REQUIREMENT:
Write the material out again in full, word for word. Do not include the pictures.
## begin
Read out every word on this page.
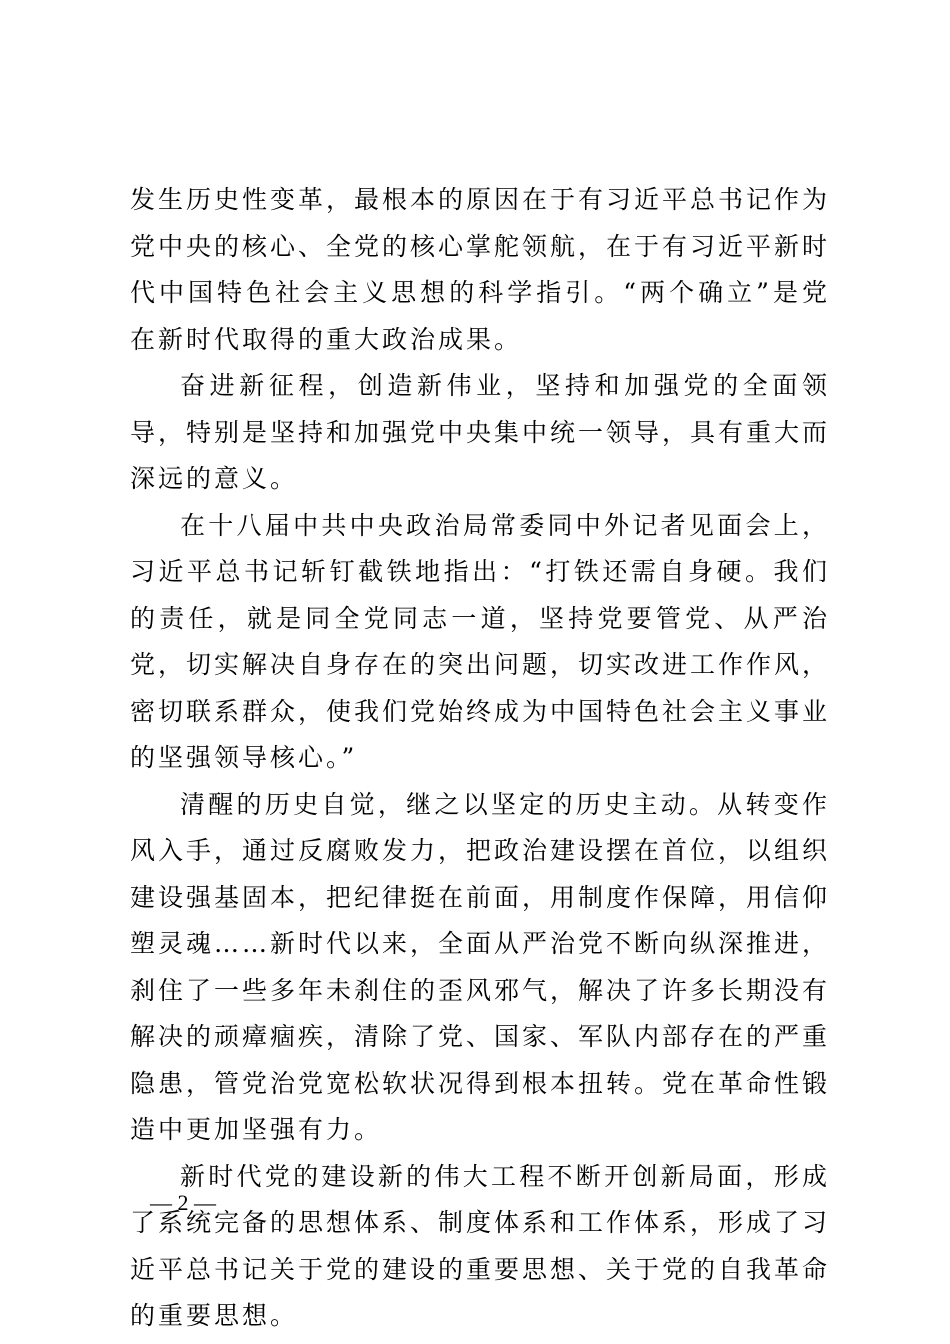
发生历史性变革，最根本的原因在于有习近平总书记作为党中央的核心、全党的核心掌舵领航，在于有习近平新时代中国特色社会主义思想的科学指引。“两个确立”是党在新时代取得的重大政治成果。

奋进新征程，创造新伟业，坚持和加强党的全面领导，特别是坚持和加强党中央集中统一领导，具有重大而深远的意义。

在十八届中共中央政治局常委同中外记者见面会上，习近平总书记斩钉截铁地指出：“打铁还需自身硬。我们的责任，就是同全党同志一道，坚持党要管党、从严治党，切实解决自身存在的突出问题，切实改进工作作风，密切联系群众，使我们党始终成为中国特色社会主义事业的坚强领导核心。”

清醒的历史自觉，继之以坚定的历史主动。从转变作风入手，通过反腐败发力，把政治建设摆在首位，以组织建设强基固本，把纪律挺在前面，用制度作保障，用信仰塑灵魂……新时代以来，全面从严治党不断向纵深推进，刹住了一些多年未刹住的歪风邪气，解决了许多长期没有解决的顽瘴痼疾，清除了党、国家、军队内部存在的严重隐患，管党治党宽松软状况得到根本扭转。党在革命性锻造中更加坚强有力。

新时代党的建设新的伟大工程不断开创新局面，形成了系统完备的思想体系、制度体系和工作体系，形成了习近平总书记关于党的建设的重要思想、关于党的自我革命的重要思想。

— 2 —
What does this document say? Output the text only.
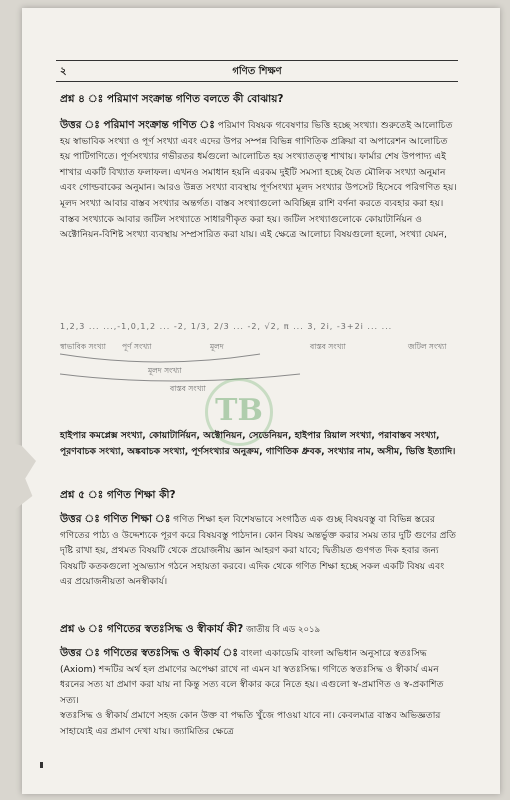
২	গণিত শিক্ষণ
প্রশ্ন ৪ ঃ পরিমাণ সংক্রান্ত গণিত বলতে কী বোঝায়?
উত্তর ঃ পরিমাণ সংক্রান্ত গণিত ঃ পরিমাণ বিষয়ক গবেষণার ভিত্তি হচ্ছে সংখ্যা। শুরুতেই আলোচিত হয় স্বাভাবিক সংখ্যা ও পূর্ণ সংখ্যা এবং এদের উপর সম্পন্ন বিভিন্ন গাণিতিক প্রক্রিয়া বা অপারেশন আলোচিত হয় পাটিগণিতে। পূর্ণসংখ্যার গভীরতর ধর্মগুলো আলোচিত হয় সংখ্যাতত্ত্ব শাখায়। ফার্মার শেষ উপপাদ্য এই শাখার একটি বিখ্যাত ফলাফল। এখনও সমাধান হয়নি এরকম দুইটি সমস্যা হচ্ছে যৈত মৌলিক সংখ্যা অনুমান এবং গোল্ডবাকের অনুমান। আরও উন্নত সংখ্যা ব্যবস্থায় পূর্ণসংখ্যা মূলদ সংখ্যার উপসেট হিসেবে পরিগণিত হয়। মূলদ সংখ্যা আবার বাস্তব সংখ্যার অন্তর্গত। বাস্তব সংখ্যাগুলো অবিচ্ছিন্ন রাশি বর্ণনা করতে ব্যবহার করা হয়। বাস্তব সংখ্যাকে আবার জটিল সংখ্যাতে সাধারণীকৃত করা হয়। জটিল সংখ্যাগুলোকে কোয়াটার্নিয়ন ও অক্টোনিয়ন-বিশিষ্ট সংখ্যা ব্যবস্থায় সম্প্রসারিত করা যায়। এই ক্ষেত্রে আলোচ্য বিষয়গুলো হলো, সংখ্যা যেমন,
1,2,3 ... ...,-1,0,1,2 ... -2, 1/3, 2/3 ... -2, √2, π ... 3, 2i, -3+2i ... ...
স্বাভাবিক সংখ্যা পূর্ণ সংখ্যা	মূলদ	বাস্তব সংখ্যা	জটিল সংখ্যা
মূলদ সংখ্যা
বাস্তব সংখ্যা
TB
হাইপার কমপ্লেক্স সংখ্যা, কোয়াটার্নিয়ন, অক্টোনিয়ন, সেডেনিয়ন, হাইপার রিয়াল সংখ্যা, পরাবাস্তব সংখ্যা, পূরণবাচক সংখ্যা, অঙ্কবাচক সংখ্যা, পূর্ণসংখ্যার অনুক্রম, গাণিতিক ধ্রুবক, সংখ্যার নাম, অসীম, ভিত্তি ইত্যাদি।
প্রশ্ন ৫ ঃ গণিত শিক্ষা কী?
উত্তর ঃ গণিত শিক্ষা ঃ গণিত শিক্ষা হল বিশেষভাবে সংগঠিত এক গুচ্ছ বিষয়বস্তু বা বিভিন্ন স্তরের গণিতের পাঠ্য ও উদ্দেশ্যকে পূরণ করে বিষয়বস্তু পাঠদান। কোন বিষয় অন্তর্ভুক্ত করার সময় তার দুটি গুণের প্রতি দৃষ্টি রাখা হয়, প্রথমত বিষয়টি থেকে প্রয়োজনীয় জ্ঞান আহরণ করা যাবে; দ্বিতীয়ত গুণগত দিক হবার জন্য বিষয়টি কতকগুলো সুঅভ্যাস গঠনে সহায়তা করবে। এদিক থেকে গণিত শিক্ষা হচ্ছে সকল একটি বিষয় এবং এর প্রয়োজনীয়তা অনস্বীকার্য।
প্রশ্ন ৬ ঃ গণিতের স্বতঃসিদ্ধ ও স্বীকার্য কী? জাতীয় বি এড ২০১৯
উত্তর ঃ গণিতের স্বতঃসিদ্ধ ও স্বীকার্য ঃ বাংলা একাডেমি বাংলা অভিধান অনুসারে স্বতঃসিদ্ধ (Axiom) শব্দটির অর্থ হল প্রমাণের অপেক্ষা রাখে না এমন যা স্বতঃসিদ্ধ। গণিতে স্বতঃসিদ্ধ ও স্বীকার্য এমন ধরনের সত্য যা প্রমাণ করা যায় না কিন্তু সত্য বলে স্বীকার করে নিতে হয়। এগুলো স্ব-প্রমাণিত ও স্ব-প্রকাশিত সত্য।
স্বতঃসিদ্ধ ও স্বীকার্য প্রমাণে সহজ কোন উক্ত বা পদ্ধতি খুঁজে পাওয়া যাবে না। কেবলমাত্র বাস্তব অভিজ্ঞতার সাহায্যেই এর প্রমাণ দেখা যায়। জ্যামিতির ক্ষেত্রে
## end
FULL ANSWER:
Read out every word on this page.
发生历史性变革，最根本的原因在于有习近平总书记作为党中央的核心、全党的核心掌舵领航，在于有习近平新时代中国特色社会主义思想的科学指引。“两个确立”是党在新时代取得的重大政治成果。

奋进新征程，创造新伟业，坚持和加强党的全面领导，特别是坚持和加强党中央集中统一领导，具有重大而深远的意义。

在十八届中共中央政治局常委同中外记者见面会上，习近平总书记斩钉截铁地指出：“打铁还需自身硬。我们的责任，就是同全党同志一道，坚持党要管党、从严治党，切实解决自身存在的突出问题，切实改进工作作风，密切联系群众，使我们党始终成为中国特色社会主义事业的坚强领导核心。”

清醒的历史自觉，继之以坚定的历史主动。从转变作风入手，通过反腐败发力，把政治建设摆在首位，以组织建设强基固本，把纪律挺在前面，用制度作保障，用信仰塑灵魂……新时代以来，全面从严治党不断向纵深推进，刹住了一些多年未刹住的歪风邪气，解决了许多长期没有解决的顽瘴痼疾，清除了党、国家、军队内部存在的严重隐患，管党治党宽松软状况得到根本扭转。党在革命性锻造中更加坚强有力。

新时代党的建设新的伟大工程不断开创新局面，形成了系统完备的思想体系、制度体系和工作体系，形成了习近平总书记关于党的建设的重要思想、关于党的自我革命的重要思想。

— 2 —
What does this document say? Output the text only.
২	গণিত শিক্ষণ
প্রশ্ন ৪ ঃ পরিমাণ সংক্রান্ত গণিত বলতে কী বোঝায়?
উত্তর ঃ পরিমাণ সংক্রান্ত গণিত ঃ পরিমাণ বিষয়ক গবেষণার ভিত্তি হচ্ছে সংখ্যা। শুরুতেই আলোচিত হয় স্বাভাবিক সংখ্যা ও পূর্ণ সংখ্যা এবং এদের উপর সম্পন্ন বিভিন্ন গাণিতিক প্রক্রিয়া বা অপারেশন আলোচিত হয় পাটিগণিতে। পূর্ণসংখ্যার গভীরতর ধর্মগুলো আলোচিত হয় সংখ্যাতত্ত্ব শাখায়। ফার্মার শেষ উপপাদ্য এই শাখার একটি বিখ্যাত ফলাফল। এখনও সমাধান হয়নি এরকম দুইটি সমস্যা হচ্ছে যৈত মৌলিক সংখ্যা অনুমান এবং গোল্ডবাকের অনুমান। আরও উন্নত সংখ্যা ব্যবস্থায় পূর্ণসংখ্যা মূলদ সংখ্যার উপসেট হিসেবে পরিগণিত হয়। মূলদ সংখ্যা আবার বাস্তব সংখ্যার অন্তর্গত। বাস্তব সংখ্যাগুলো অবিচ্ছিন্ন রাশি বর্ণনা করতে ব্যবহার করা হয়। বাস্তব সংখ্যাকে আবার জটিল সংখ্যাতে সাধারণীকৃত করা হয়। জটিল সংখ্যাগুলোকে কোয়াটার্নিয়ন ও অক্টোনিয়ন-বিশিষ্ট সংখ্যা ব্যবস্থায় সম্প্রসারিত করা যায়। এই ক্ষেত্রে আলোচ্য বিষয়গুলো হলো, সংখ্যা যেমন,
1,2,3 ... ...,-1,0,1,2 ... -2, 1/3, 2/3 ... -2, √2, π ... 3, 2i, -3+2i ... ...
স্বাভাবিক সংখ্যা পূর্ণ সংখ্যা	মূলদ	বাস্তব সংখ্যা	জটিল সংখ্যা
মূলদ সংখ্যা
বাস্তব সংখ্যা
TB
হাইপার কমপ্লেক্স সংখ্যা, কোয়াটার্নিয়ন, অক্টোনিয়ন, সেডেনিয়ন, হাইপার রিয়াল সংখ্যা, পরাবাস্তব সংখ্যা, পূরণবাচক সংখ্যা, অঙ্কবাচক সংখ্যা, পূর্ণসংখ্যার অনুক্রম, গাণিতিক ধ্রুবক, সংখ্যার নাম, অসীম, ভিত্তি ইত্যাদি।
প্রশ্ন ৫ ঃ গণিত শিক্ষা কী?
উত্তর ঃ গণিত শিক্ষা ঃ গণিত শিক্ষা হল বিশেষভাবে সংগঠিত এক গুচ্ছ বিষয়বস্তু বা বিভিন্ন স্তরের গণিতের পাঠ্য ও উদ্দেশ্যকে পূরণ করে বিষয়বস্তু পাঠদান। কোন বিষয় অন্তর্ভুক্ত করার সময় তার দুটি গুণের প্রতি দৃষ্টি রাখা হয়, প্রথমত বিষয়টি থেকে প্রয়োজনীয় জ্ঞান আহরণ করা যাবে; দ্বিতীয়ত গুণগত দিক হবার জন্য বিষয়টি কতকগুলো সুঅভ্যাস গঠনে সহায়তা করবে। এদিক থেকে গণিত শিক্ষা হচ্ছে সকল একটি বিষয় এবং এর প্রয়োজনীয়তা অনস্বীকার্য।
প্রশ্ন ৬ ঃ গণিতের স্বতঃসিদ্ধ ও স্বীকার্য কী? জাতীয় বি এড ২০১৯
উত্তর ঃ গণিতের স্বতঃসিদ্ধ ও স্বীকার্য ঃ বাংলা একাডেমি বাংলা অভিধান অনুসারে স্বতঃসিদ্ধ (Axiom) শব্দটির অর্থ হল প্রমাণের অপেক্ষা রাখে না এমন যা স্বতঃসিদ্ধ। গণিতে স্বতঃসিদ্ধ ও স্বীকার্য এমন ধরনের সত্য যা প্রমাণ করা যায় না কিন্তু সত্য বলে স্বীকার করে নিতে হয়। এগুলো স্ব-প্রমাণিত ও স্ব-প্রকাশিত সত্য।
স্বতঃসিদ্ধ ও স্বীকার্য প্রমাণে সহজ কোন উক্ত বা পদ্ধতি খুঁজে পাওয়া যাবে না। কেবলমাত্র বাস্তব অভিজ্ঞতার সাহায্যেই এর প্রমাণ দেখা যায়। জ্যামিতির ক্ষেত্রে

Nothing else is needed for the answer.